**REQUEST**
Give every line below again, exactly.

==== THE DATA ====

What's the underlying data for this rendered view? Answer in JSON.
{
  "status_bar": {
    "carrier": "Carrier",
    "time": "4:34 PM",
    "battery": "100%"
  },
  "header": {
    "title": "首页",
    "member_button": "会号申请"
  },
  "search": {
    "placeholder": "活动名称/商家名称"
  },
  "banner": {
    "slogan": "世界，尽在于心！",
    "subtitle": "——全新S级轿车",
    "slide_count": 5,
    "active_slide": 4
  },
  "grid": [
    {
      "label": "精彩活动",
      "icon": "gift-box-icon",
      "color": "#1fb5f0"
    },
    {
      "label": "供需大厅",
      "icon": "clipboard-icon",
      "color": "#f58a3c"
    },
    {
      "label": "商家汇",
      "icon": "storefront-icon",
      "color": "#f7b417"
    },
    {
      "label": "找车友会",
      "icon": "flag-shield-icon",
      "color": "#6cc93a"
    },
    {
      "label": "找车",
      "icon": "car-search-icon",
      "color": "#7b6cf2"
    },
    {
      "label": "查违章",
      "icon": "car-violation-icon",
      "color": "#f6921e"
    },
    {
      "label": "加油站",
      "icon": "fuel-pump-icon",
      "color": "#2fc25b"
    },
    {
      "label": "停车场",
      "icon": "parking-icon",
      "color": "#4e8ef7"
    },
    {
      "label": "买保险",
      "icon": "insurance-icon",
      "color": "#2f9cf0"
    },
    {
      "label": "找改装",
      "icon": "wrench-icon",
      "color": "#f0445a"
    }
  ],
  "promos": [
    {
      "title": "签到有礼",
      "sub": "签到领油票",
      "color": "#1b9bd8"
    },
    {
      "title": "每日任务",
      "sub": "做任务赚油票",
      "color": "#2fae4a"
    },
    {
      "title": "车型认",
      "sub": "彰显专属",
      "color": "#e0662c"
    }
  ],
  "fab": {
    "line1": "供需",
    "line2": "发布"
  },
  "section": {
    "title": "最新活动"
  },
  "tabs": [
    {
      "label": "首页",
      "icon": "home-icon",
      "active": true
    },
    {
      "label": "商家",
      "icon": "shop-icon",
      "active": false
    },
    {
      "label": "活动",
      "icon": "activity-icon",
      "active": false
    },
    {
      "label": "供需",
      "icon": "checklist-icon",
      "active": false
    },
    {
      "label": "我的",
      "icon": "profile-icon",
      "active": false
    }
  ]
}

====

**RESULT OF THE TASK**
What's the underlying data for this rendered view? Answer in JSON.
{
  "status_bar": {
    "carrier": "Carrier",
    "time": "4:34 PM",
    "battery": "100%"
  },
  "header": {
    "title": "首页",
    "member_button": "会号申请"
  },
  "search": {
    "placeholder": "活动名称/商家名称"
  },
  "banner": {
    "slogan": "世界，尽在于心！",
    "subtitle": "——全新S级轿车",
    "slide_count": 5,
    "active_slide": 4
  },
  "grid": [
    {
      "label": "精彩活动",
      "icon": "gift-box-icon",
      "color": "#1fb5f0"
    },
    {
      "label": "供需大厅",
      "icon": "clipboard-icon",
      "color": "#f58a3c"
    },
    {
      "label": "商家汇",
      "icon": "storefront-icon",
      "color": "#f7b417"
    },
    {
      "label": "找车友会",
      "icon": "flag-shield-icon",
      "color": "#6cc93a"
    },
    {
      "label": "找车",
      "icon": "car-search-icon",
      "color": "#7b6cf2"
    },
    {
      "label": "查违章",
      "icon": "car-violation-icon",
      "color": "#f6921e"
    },
    {
      "label": "加油站",
      "icon": "fuel-pump-icon",
      "color": "#2fc25b"
    },
    {
      "label": "停车场",
      "icon": "parking-icon",
      "color": "#4e8ef7"
    },
    {
      "label": "买保险",
      "icon": "insurance-icon",
      "color": "#2f9cf0"
    },
    {
      "label": "找改装",
      "icon": "wrench-icon",
      "color": "#f0445a"
    }
  ],
  "promos": [
    {
      "title": "签到有礼",
      "sub": "签到领油票",
      "color": "#1b9bd8"
    },
    {
      "title": "每日任务",
      "sub": "做任务赚油票",
      "color": "#2fae4a"
    },
    {
      "title": "车型认",
      "sub": "彰显专属",
      "color": "#e0662c"
    }
  ],
  "fab": {
    "line1": "供需",
    "line2": "发布"
  },
  "section": {
    "title": "最新活动"
  },
  "tabs": [
    {
      "label": "首页",
      "icon": "home-icon",
      "active": true
    },
    {
      "label": "商家",
      "icon": "shop-icon",
      "active": false
    },
    {
      "label": "活动",
      "icon": "activity-icon",
      "active": false
    },
    {
      "label": "供需",
      "icon": "checklist-icon",
      "active": false
    },
    {
      "label": "我的",
      "icon": "profile-icon",
      "active": false
    }
  ]
}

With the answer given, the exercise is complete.